Exercise: Copy every entry word for word. Skip the pictures.

(Dataset items)
========
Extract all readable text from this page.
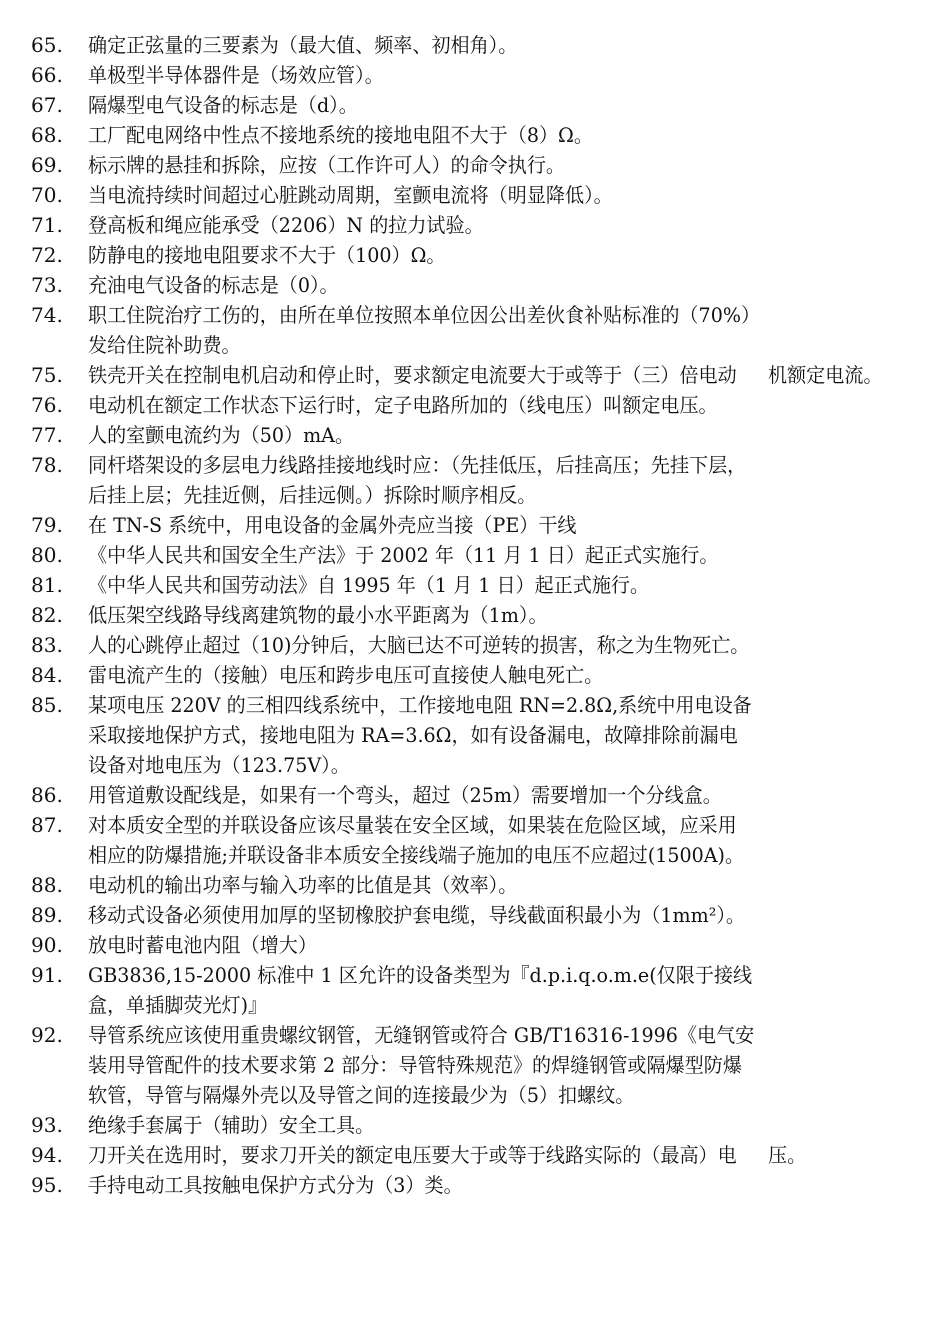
65.	确定正弦量的三要素为（最大值、频率、初相角）。
66.	单极型半导体器件是（场效应管）。
67.	隔爆型电气设备的标志是（d）。
68.	工厂配电网络中性点不接地系统的接地电阻不大于（8）Ω。
69.	标示牌的悬挂和拆除，应按（工作许可人）的命令执行。
70.	当电流持续时间超过心脏跳动周期，室颤电流将（明显降低）。
71.	登高板和绳应能承受（2206）N 的拉力试验。
72.	防静电的接地电阻要求不大于（100）Ω。
73.	充油电气设备的标志是（0）。
74.	职工住院治疗工伤的，由所在单位按照本单位因公出差伙食补贴标准的（70%）发给住院补助费。
75.	铁壳开关在控制电机启动和停止时，要求额定电流要大于或等于（三）倍电动 机额定电流。
76.	电动机在额定工作状态下运行时，定子电路所加的（线电压）叫额定电压。
77.	人的室颤电流约为（50）mA。
78.	同杆塔架设的多层电力线路挂接地线时应：（先挂低压，后挂高压；先挂下层，后挂上层；先挂近侧，后挂远侧。）拆除时顺序相反。
79.	在 TN-S 系统中，用电设备的金属外壳应当接（PE）干线
80.	《中华人民共和国安全生产法》于 2002 年（11 月 1 日）起正式实施行。
81.	《中华人民共和国劳动法》自 1995 年（1 月 1 日）起正式施行。
82.	低压架空线路导线离建筑物的最小水平距离为（1m）。
83.	人的心跳停止超过（10)分钟后，大脑已达不可逆转的损害，称之为生物死亡。
84.	雷电流产生的（接触）电压和跨步电压可直接使人触电死亡。
85.	某项电压 220V 的三相四线系统中，工作接地电阻 RN=2.8Ω,系统中用电设备采取接地保护方式，接地电阻为 RA=3.6Ω，如有设备漏电，故障排除前漏电设备对地电压为（123.75V）。
86.	用管道敷设配线是，如果有一个弯头，超过（25m）需要增加一个分线盒。
87.	对本质安全型的并联设备应该尽量装在安全区域，如果装在危险区域，应采用相应的防爆措施;并联设备非本质安全接线端子施加的电压不应超过(1500A)。
88.	电动机的输出功率与输入功率的比值是其（效率）。
89.	移动式设备必须使用加厚的坚韧橡胶护套电缆，导线截面积最小为（1mm²）。
90.	放电时蓄电池内阻（增大）
91.	GB3836,15-2000 标准中 1 区允许的设备类型为『d.p.i.q.o.m.e(仅限于接线盒，单插脚荧光灯)』
92.	导管系统应该使用重贵螺纹钢管，无缝钢管或符合 GB/T16316-1996《电气安装用导管配件的技术要求第 2 部分：导管特殊规范》的焊缝钢管或隔爆型防爆软管，导管与隔爆外壳以及导管之间的连接最少为（5）扣螺纹。
93.	绝缘手套属于（辅助）安全工具。
94.	刀开关在选用时，要求刀开关的额定电压要大于或等于线路实际的（最高）电 压。
95.	手持电动工具按触电保护方式分为（3）类。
========
Solution below:
Extract all readable text from this page.
65.	确定正弦量的三要素为（最大值、频率、初相角）。
66.	单极型半导体器件是（场效应管）。
67.	隔爆型电气设备的标志是（d）。
68.	工厂配电网络中性点不接地系统的接地电阻不大于（8）Ω。
69.	标示牌的悬挂和拆除，应按（工作许可人）的命令执行。
70.	当电流持续时间超过心脏跳动周期，室颤电流将（明显降低）。
71.	登高板和绳应能承受（2206）N 的拉力试验。
72.	防静电的接地电阻要求不大于（100）Ω。
73.	充油电气设备的标志是（0）。
74.	职工住院治疗工伤的，由所在单位按照本单位因公出差伙食补贴标准的（70%）发给住院补助费。
75.	铁壳开关在控制电机启动和停止时，要求额定电流要大于或等于（三）倍电动 机额定电流。
76.	电动机在额定工作状态下运行时，定子电路所加的（线电压）叫额定电压。
77.	人的室颤电流约为（50）mA。
78.	同杆塔架设的多层电力线路挂接地线时应：（先挂低压，后挂高压；先挂下层，后挂上层；先挂近侧，后挂远侧。）拆除时顺序相反。
79.	在 TN-S 系统中，用电设备的金属外壳应当接（PE）干线
80.	《中华人民共和国安全生产法》于 2002 年（11 月 1 日）起正式实施行。
81.	《中华人民共和国劳动法》自 1995 年（1 月 1 日）起正式施行。
82.	低压架空线路导线离建筑物的最小水平距离为（1m）。
83.	人的心跳停止超过（10)分钟后，大脑已达不可逆转的损害，称之为生物死亡。
84.	雷电流产生的（接触）电压和跨步电压可直接使人触电死亡。
85.	某项电压 220V 的三相四线系统中，工作接地电阻 RN=2.8Ω,系统中用电设备采取接地保护方式，接地电阻为 RA=3.6Ω，如有设备漏电，故障排除前漏电设备对地电压为（123.75V）。
86.	用管道敷设配线是，如果有一个弯头，超过（25m）需要增加一个分线盒。
87.	对本质安全型的并联设备应该尽量装在安全区域，如果装在危险区域，应采用相应的防爆措施;并联设备非本质安全接线端子施加的电压不应超过(1500A)。
88.	电动机的输出功率与输入功率的比值是其（效率）。
89.	移动式设备必须使用加厚的坚韧橡胶护套电缆，导线截面积最小为（1mm²）。
90.	放电时蓄电池内阻（增大）
91.	GB3836,15-2000 标准中 1 区允许的设备类型为『d.p.i.q.o.m.e(仅限于接线盒，单插脚荧光灯)』
92.	导管系统应该使用重贵螺纹钢管，无缝钢管或符合 GB/T16316-1996《电气安装用导管配件的技术要求第 2 部分：导管特殊规范》的焊缝钢管或隔爆型防爆软管，导管与隔爆外壳以及导管之间的连接最少为（5）扣螺纹。
93.	绝缘手套属于（辅助）安全工具。
94.	刀开关在选用时，要求刀开关的额定电压要大于或等于线路实际的（最高）电 压。
95.	手持电动工具按触电保护方式分为（3）类。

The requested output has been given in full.